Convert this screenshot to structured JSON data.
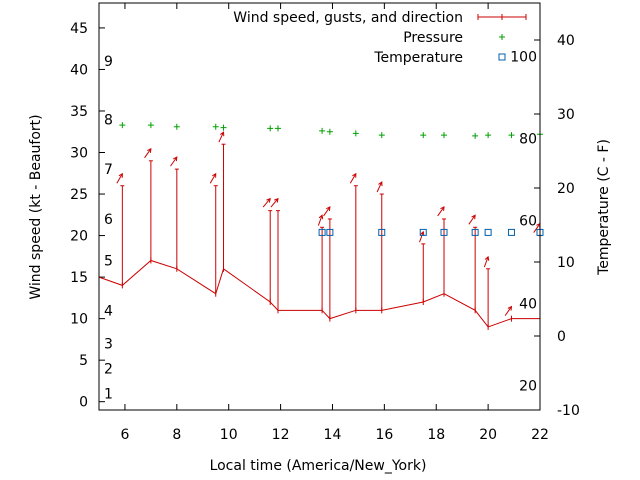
{
  "chart_data": {
    "type": "line",
    "xlabel": "Local time (America/New_York)",
    "ylabel_left": "Wind speed (kt - Beaufort)",
    "ylabel_right": "Temperature (C - F)",
    "xlim": [
      5,
      22
    ],
    "ylim_left": [
      -1,
      48
    ],
    "ylim_right": [
      -10,
      45
    ],
    "x_ticks": [
      6,
      8,
      10,
      12,
      14,
      16,
      18,
      20,
      22
    ],
    "y_ticks_left": [
      0,
      5,
      10,
      15,
      20,
      25,
      30,
      35,
      40,
      45
    ],
    "y_ticks_right": [
      -10,
      0,
      10,
      20,
      30,
      40
    ],
    "beaufort_labels": [
      {
        "label": "1",
        "y": 1.0
      },
      {
        "label": "2",
        "y": 4.0
      },
      {
        "label": "3",
        "y": 7.0
      },
      {
        "label": "4",
        "y": 11.0
      },
      {
        "label": "5",
        "y": 17.0
      },
      {
        "label": "6",
        "y": 22.0
      },
      {
        "label": "7",
        "y": 28.0
      },
      {
        "label": "8",
        "y": 34.0
      },
      {
        "label": "9",
        "y": 41.0
      }
    ],
    "fahrenheit_labels": [
      {
        "label": "20",
        "y": -6.7
      },
      {
        "label": "40",
        "y": 4.4
      },
      {
        "label": "60",
        "y": 15.6
      },
      {
        "label": "80",
        "y": 26.7
      },
      {
        "label": "100",
        "y": 37.8
      }
    ],
    "legend": {
      "placement": "top-right",
      "entries": [
        "Wind speed, gusts, and direction",
        "Pressure",
        "Temperature"
      ]
    },
    "series": [
      {
        "name": "Wind speed, gusts, and direction",
        "color": "#cc0000",
        "points": [
          {
            "x": 5.0,
            "speed": 15,
            "gust": null,
            "dir": null
          },
          {
            "x": 5.9,
            "speed": 14,
            "gust": 26,
            "dir": 210
          },
          {
            "x": 7.0,
            "speed": 17,
            "gust": 29,
            "dir": 215
          },
          {
            "x": 8.0,
            "speed": 16,
            "gust": 28,
            "dir": 215
          },
          {
            "x": 9.5,
            "speed": 13,
            "gust": 26,
            "dir": 210
          },
          {
            "x": 9.8,
            "speed": 16,
            "gust": 31,
            "dir": 205
          },
          {
            "x": 11.6,
            "speed": 12,
            "gust": 23,
            "dir": 220
          },
          {
            "x": 11.9,
            "speed": 11,
            "gust": 23,
            "dir": 220
          },
          {
            "x": 13.6,
            "speed": 11,
            "gust": 21,
            "dir": 200
          },
          {
            "x": 13.9,
            "speed": 10,
            "gust": 22,
            "dir": 215
          },
          {
            "x": 14.9,
            "speed": 11,
            "gust": 26,
            "dir": 210
          },
          {
            "x": 15.9,
            "speed": 11,
            "gust": 25,
            "dir": 205
          },
          {
            "x": 17.5,
            "speed": 12,
            "gust": 19,
            "dir": 200
          },
          {
            "x": 18.3,
            "speed": 13,
            "gust": 22,
            "dir": 215
          },
          {
            "x": 19.5,
            "speed": 11,
            "gust": 21,
            "dir": 215
          },
          {
            "x": 20.0,
            "speed": 9,
            "gust": 16,
            "dir": 200
          },
          {
            "x": 20.9,
            "speed": 10,
            "gust": null,
            "dir": 215
          },
          {
            "x": 22.0,
            "speed": 10,
            "gust": 20,
            "dir": 215
          }
        ]
      },
      {
        "name": "Pressure",
        "color": "#00a000",
        "marker": "+",
        "x": [
          5.9,
          7.0,
          8.0,
          9.5,
          9.8,
          11.6,
          11.9,
          13.6,
          13.9,
          14.9,
          15.9,
          17.5,
          18.3,
          19.5,
          20.0,
          20.9,
          22.0
        ],
        "y": [
          33.3,
          33.3,
          33.1,
          33.1,
          33.0,
          32.9,
          32.9,
          32.6,
          32.5,
          32.3,
          32.1,
          32.1,
          32.1,
          32.0,
          32.1,
          32.1,
          32.2
        ]
      },
      {
        "name": "Temperature",
        "color": "#0060ad",
        "marker": "square",
        "x": [
          13.6,
          13.9,
          15.9,
          17.5,
          18.3,
          19.5,
          20.0,
          20.9,
          22.0
        ],
        "y": [
          14.0,
          14.0,
          14.0,
          14.0,
          14.0,
          14.0,
          14.0,
          14.0,
          14.0
        ]
      }
    ]
  }
}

◇ ◇ ◇ ◇ ◇ ◇ ◇

Written exercise:
Drop the images and quote the entries word for word.

Completed exercise:
Convert this screenshot to structured JSON data.
{
  "chart_data": {
    "type": "line",
    "xlabel": "Local time (America/New_York)",
    "ylabel_left": "Wind speed (kt - Beaufort)",
    "ylabel_right": "Temperature (C - F)",
    "xlim": [
      5,
      22
    ],
    "ylim_left": [
      -1,
      48
    ],
    "ylim_right": [
      -10,
      45
    ],
    "x_ticks": [
      6,
      8,
      10,
      12,
      14,
      16,
      18,
      20,
      22
    ],
    "y_ticks_left": [
      0,
      5,
      10,
      15,
      20,
      25,
      30,
      35,
      40,
      45
    ],
    "y_ticks_right": [
      -10,
      0,
      10,
      20,
      30,
      40
    ],
    "beaufort_labels": [
      {
        "label": "1",
        "y": 1.0
      },
      {
        "label": "2",
        "y": 4.0
      },
      {
        "label": "3",
        "y": 7.0
      },
      {
        "label": "4",
        "y": 11.0
      },
      {
        "label": "5",
        "y": 17.0
      },
      {
        "label": "6",
        "y": 22.0
      },
      {
        "label": "7",
        "y": 28.0
      },
      {
        "label": "8",
        "y": 34.0
      },
      {
        "label": "9",
        "y": 41.0
      }
    ],
    "fahrenheit_labels": [
      {
        "label": "20",
        "y": -6.7
      },
      {
        "label": "40",
        "y": 4.4
      },
      {
        "label": "60",
        "y": 15.6
      },
      {
        "label": "80",
        "y": 26.7
      },
      {
        "label": "100",
        "y": 37.8
      }
    ],
    "legend": {
      "placement": "top-right",
      "entries": [
        "Wind speed, gusts, and direction",
        "Pressure",
        "Temperature"
      ]
    },
    "series": [
      {
        "name": "Wind speed, gusts, and direction",
        "color": "#cc0000",
        "points": [
          {
            "x": 5.0,
            "speed": 15,
            "gust": null,
            "dir": null
          },
          {
            "x": 5.9,
            "speed": 14,
            "gust": 26,
            "dir": 210
          },
          {
            "x": 7.0,
            "speed": 17,
            "gust": 29,
            "dir": 215
          },
          {
            "x": 8.0,
            "speed": 16,
            "gust": 28,
            "dir": 215
          },
          {
            "x": 9.5,
            "speed": 13,
            "gust": 26,
            "dir": 210
          },
          {
            "x": 9.8,
            "speed": 16,
            "gust": 31,
            "dir": 205
          },
          {
            "x": 11.6,
            "speed": 12,
            "gust": 23,
            "dir": 220
          },
          {
            "x": 11.9,
            "speed": 11,
            "gust": 23,
            "dir": 220
          },
          {
            "x": 13.6,
            "speed": 11,
            "gust": 21,
            "dir": 200
          },
          {
            "x": 13.9,
            "speed": 10,
            "gust": 22,
            "dir": 215
          },
          {
            "x": 14.9,
            "speed": 11,
            "gust": 26,
            "dir": 210
          },
          {
            "x": 15.9,
            "speed": 11,
            "gust": 25,
            "dir": 205
          },
          {
            "x": 17.5,
            "speed": 12,
            "gust": 19,
            "dir": 200
          },
          {
            "x": 18.3,
            "speed": 13,
            "gust": 22,
            "dir": 215
          },
          {
            "x": 19.5,
            "speed": 11,
            "gust": 21,
            "dir": 215
          },
          {
            "x": 20.0,
            "speed": 9,
            "gust": 16,
            "dir": 200
          },
          {
            "x": 20.9,
            "speed": 10,
            "gust": null,
            "dir": 215
          },
          {
            "x": 22.0,
            "speed": 10,
            "gust": 20,
            "dir": 215
          }
        ]
      },
      {
        "name": "Pressure",
        "color": "#00a000",
        "marker": "+",
        "x": [
          5.9,
          7.0,
          8.0,
          9.5,
          9.8,
          11.6,
          11.9,
          13.6,
          13.9,
          14.9,
          15.9,
          17.5,
          18.3,
          19.5,
          20.0,
          20.9,
          22.0
        ],
        "y": [
          33.3,
          33.3,
          33.1,
          33.1,
          33.0,
          32.9,
          32.9,
          32.6,
          32.5,
          32.3,
          32.1,
          32.1,
          32.1,
          32.0,
          32.1,
          32.1,
          32.2
        ]
      },
      {
        "name": "Temperature",
        "color": "#0060ad",
        "marker": "square",
        "x": [
          13.6,
          13.9,
          15.9,
          17.5,
          18.3,
          19.5,
          20.0,
          20.9,
          22.0
        ],
        "y": [
          14.0,
          14.0,
          14.0,
          14.0,
          14.0,
          14.0,
          14.0,
          14.0,
          14.0
        ]
      }
    ]
  }
}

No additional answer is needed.